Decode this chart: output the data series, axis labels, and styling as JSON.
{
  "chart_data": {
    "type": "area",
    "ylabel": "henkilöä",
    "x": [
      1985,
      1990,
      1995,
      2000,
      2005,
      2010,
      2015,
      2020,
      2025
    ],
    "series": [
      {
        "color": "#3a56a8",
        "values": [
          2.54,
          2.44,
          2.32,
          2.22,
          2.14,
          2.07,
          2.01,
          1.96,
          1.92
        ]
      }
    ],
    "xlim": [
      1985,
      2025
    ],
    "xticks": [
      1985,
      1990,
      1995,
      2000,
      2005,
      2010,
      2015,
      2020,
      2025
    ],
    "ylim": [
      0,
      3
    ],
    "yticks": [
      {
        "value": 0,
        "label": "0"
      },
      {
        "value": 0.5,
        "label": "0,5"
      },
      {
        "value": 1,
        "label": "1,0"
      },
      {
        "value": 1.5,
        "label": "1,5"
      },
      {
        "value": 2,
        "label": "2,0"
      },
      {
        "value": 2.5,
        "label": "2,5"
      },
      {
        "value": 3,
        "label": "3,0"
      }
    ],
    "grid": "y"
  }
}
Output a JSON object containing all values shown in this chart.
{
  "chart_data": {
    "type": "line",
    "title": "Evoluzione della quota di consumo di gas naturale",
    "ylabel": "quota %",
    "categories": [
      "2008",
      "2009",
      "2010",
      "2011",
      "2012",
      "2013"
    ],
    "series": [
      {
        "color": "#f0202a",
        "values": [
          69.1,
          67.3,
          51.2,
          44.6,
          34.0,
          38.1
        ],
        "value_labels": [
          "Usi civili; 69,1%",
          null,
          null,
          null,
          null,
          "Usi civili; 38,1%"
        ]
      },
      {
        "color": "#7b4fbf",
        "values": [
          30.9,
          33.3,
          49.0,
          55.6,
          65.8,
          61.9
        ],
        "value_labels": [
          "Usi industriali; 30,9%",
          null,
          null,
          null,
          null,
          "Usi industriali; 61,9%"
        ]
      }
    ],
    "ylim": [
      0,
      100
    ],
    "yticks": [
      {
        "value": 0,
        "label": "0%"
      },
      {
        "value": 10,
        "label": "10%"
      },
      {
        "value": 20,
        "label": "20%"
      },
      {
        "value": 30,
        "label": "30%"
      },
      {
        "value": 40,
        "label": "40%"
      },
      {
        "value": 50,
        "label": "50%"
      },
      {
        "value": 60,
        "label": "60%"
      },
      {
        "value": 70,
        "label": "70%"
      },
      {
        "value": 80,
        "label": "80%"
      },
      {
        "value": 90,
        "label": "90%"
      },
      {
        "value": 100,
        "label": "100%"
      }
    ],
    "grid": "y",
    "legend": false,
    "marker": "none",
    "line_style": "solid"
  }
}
* * * * * * *
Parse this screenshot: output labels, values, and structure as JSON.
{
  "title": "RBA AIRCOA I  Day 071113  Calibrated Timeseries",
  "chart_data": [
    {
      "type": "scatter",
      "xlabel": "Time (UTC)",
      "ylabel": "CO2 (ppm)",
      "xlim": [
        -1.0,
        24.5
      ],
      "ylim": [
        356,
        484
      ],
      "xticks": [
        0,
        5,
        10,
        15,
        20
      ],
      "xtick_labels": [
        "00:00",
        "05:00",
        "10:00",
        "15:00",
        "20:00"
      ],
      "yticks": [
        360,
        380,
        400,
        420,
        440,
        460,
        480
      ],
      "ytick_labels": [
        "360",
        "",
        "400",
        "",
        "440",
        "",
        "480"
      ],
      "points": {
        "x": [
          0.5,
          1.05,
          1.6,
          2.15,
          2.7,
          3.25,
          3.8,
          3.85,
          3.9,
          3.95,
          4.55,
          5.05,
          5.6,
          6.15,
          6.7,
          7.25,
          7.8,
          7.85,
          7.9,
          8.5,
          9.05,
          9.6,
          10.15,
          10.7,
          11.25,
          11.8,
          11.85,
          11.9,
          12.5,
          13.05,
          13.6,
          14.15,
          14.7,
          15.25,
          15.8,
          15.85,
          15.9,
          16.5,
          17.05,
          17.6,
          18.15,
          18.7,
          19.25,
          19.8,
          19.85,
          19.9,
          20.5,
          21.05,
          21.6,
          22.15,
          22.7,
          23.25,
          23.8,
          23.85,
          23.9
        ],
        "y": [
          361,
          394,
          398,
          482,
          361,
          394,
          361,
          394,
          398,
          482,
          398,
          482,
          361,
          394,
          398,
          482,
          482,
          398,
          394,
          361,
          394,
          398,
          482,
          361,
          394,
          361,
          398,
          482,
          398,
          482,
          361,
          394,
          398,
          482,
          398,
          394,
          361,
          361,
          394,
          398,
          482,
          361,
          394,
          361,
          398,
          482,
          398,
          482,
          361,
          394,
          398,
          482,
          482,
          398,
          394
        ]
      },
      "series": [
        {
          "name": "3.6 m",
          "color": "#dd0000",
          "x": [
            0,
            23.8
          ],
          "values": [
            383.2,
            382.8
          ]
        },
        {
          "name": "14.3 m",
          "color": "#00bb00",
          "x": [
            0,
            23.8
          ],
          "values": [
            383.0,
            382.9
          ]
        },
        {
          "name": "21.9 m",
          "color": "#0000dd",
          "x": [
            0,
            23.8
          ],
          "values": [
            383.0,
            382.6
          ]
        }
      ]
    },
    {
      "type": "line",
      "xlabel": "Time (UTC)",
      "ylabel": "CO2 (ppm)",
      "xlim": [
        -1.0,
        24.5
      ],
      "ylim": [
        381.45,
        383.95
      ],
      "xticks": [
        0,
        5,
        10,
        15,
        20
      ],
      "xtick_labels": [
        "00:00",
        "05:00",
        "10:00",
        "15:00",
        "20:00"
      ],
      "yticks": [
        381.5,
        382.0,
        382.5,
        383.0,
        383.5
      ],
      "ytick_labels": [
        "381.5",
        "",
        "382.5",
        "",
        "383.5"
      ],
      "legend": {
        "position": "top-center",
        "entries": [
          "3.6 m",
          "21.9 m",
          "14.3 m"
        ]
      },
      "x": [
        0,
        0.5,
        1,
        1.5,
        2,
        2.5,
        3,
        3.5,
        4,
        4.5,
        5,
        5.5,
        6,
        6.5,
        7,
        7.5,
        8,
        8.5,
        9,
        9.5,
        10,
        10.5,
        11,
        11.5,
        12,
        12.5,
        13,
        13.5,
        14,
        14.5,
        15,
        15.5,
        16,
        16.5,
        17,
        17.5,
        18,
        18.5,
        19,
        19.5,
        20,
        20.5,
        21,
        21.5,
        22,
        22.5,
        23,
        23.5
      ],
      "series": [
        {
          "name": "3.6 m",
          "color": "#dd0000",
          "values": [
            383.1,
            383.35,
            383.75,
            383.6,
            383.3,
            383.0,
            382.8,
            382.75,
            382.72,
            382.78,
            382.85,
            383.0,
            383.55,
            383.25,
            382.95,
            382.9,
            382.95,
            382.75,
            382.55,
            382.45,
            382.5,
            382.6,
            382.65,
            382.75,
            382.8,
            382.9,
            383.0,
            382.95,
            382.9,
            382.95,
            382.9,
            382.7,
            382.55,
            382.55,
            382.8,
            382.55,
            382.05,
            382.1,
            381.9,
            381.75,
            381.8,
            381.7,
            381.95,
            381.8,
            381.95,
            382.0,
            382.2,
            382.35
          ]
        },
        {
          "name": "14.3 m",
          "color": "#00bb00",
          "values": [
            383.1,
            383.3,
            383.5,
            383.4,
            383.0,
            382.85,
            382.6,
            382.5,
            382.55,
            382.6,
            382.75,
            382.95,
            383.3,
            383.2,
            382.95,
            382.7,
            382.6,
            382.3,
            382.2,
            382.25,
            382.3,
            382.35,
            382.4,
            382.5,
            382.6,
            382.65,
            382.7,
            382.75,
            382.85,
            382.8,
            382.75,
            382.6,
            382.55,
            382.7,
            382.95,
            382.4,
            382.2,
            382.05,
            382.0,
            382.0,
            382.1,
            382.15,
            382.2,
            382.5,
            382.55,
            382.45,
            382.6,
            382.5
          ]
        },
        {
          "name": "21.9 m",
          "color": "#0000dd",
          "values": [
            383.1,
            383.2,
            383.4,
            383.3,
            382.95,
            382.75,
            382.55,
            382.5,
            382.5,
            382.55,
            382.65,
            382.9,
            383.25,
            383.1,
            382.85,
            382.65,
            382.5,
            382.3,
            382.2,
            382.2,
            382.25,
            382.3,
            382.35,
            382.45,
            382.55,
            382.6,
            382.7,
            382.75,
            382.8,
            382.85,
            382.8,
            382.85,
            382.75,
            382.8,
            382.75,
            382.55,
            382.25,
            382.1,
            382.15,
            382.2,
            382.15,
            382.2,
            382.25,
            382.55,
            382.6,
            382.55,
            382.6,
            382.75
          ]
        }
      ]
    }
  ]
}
* * * * * * *
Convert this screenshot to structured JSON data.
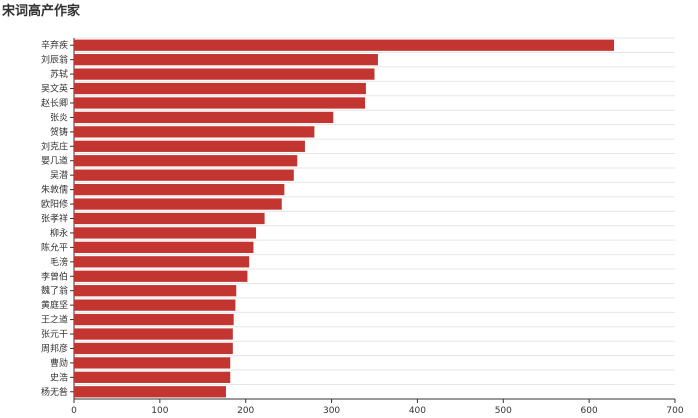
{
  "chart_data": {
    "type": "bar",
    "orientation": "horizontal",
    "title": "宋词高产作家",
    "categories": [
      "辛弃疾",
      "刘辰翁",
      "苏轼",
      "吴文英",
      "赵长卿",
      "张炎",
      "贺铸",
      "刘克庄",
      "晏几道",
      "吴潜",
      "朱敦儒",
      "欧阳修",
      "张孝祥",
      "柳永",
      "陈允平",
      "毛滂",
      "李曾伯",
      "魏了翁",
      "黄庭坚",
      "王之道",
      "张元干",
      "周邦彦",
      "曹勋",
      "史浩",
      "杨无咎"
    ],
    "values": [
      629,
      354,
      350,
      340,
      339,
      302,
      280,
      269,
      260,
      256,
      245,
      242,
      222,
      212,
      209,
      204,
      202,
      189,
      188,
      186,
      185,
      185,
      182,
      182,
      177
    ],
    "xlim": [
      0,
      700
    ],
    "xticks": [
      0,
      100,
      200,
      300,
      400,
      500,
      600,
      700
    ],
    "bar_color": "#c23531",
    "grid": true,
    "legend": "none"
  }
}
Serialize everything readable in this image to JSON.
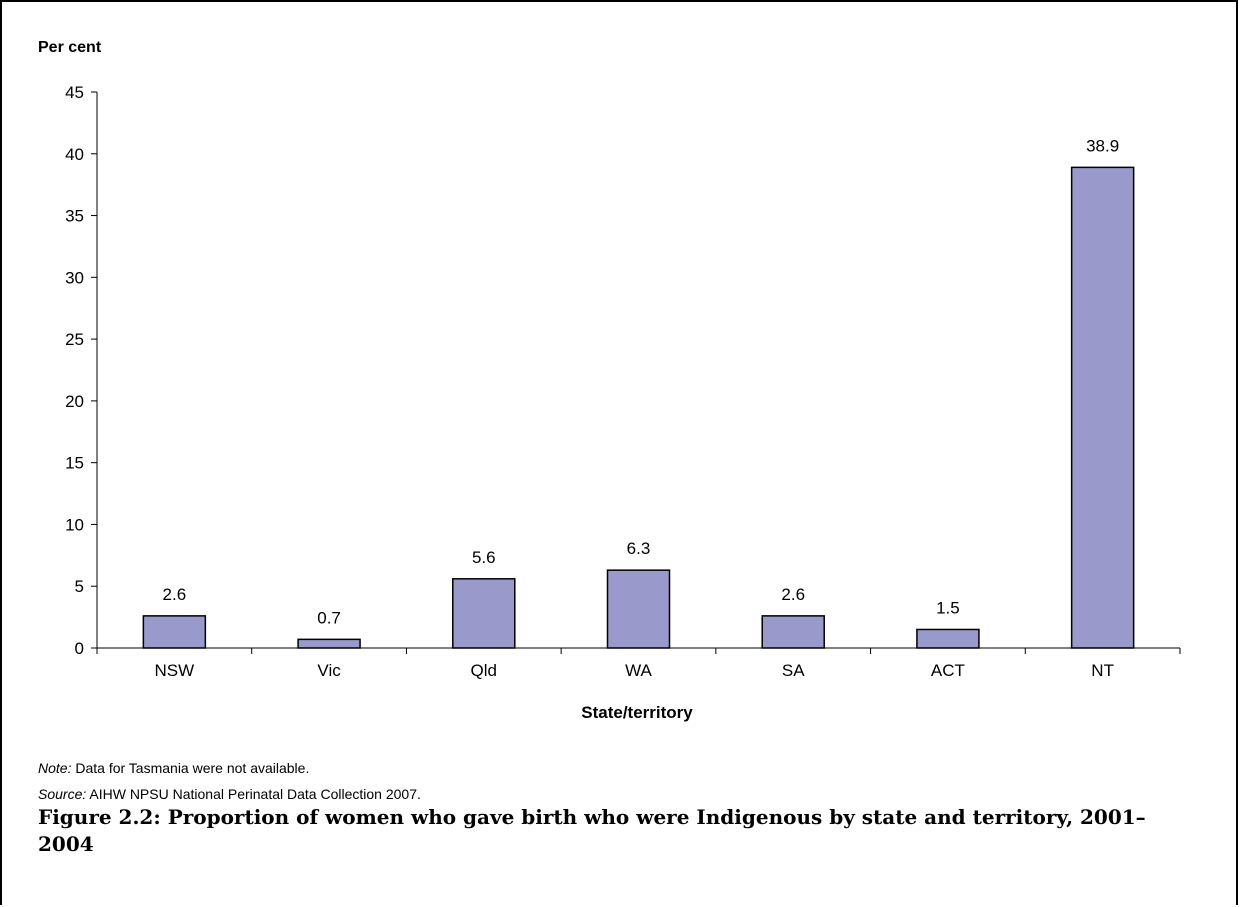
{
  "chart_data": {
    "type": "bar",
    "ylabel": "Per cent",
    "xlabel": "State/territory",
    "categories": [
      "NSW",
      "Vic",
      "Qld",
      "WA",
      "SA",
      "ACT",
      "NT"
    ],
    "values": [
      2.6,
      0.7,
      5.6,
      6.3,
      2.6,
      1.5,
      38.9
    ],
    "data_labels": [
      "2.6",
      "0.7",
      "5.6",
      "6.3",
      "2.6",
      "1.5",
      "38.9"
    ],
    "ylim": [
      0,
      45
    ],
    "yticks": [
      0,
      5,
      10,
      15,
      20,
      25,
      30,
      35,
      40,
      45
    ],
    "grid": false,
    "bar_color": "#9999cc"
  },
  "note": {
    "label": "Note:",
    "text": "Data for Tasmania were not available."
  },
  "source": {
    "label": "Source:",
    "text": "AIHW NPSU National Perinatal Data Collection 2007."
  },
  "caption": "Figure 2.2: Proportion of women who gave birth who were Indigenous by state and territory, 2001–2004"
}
* * * * * * *
From the data above, copy out every line with the string "type" in it.

    "type": "area",
    "type": "line",
      "type": "scatter",
      "type": "line",
    "type": "bar",
    "type": "bar",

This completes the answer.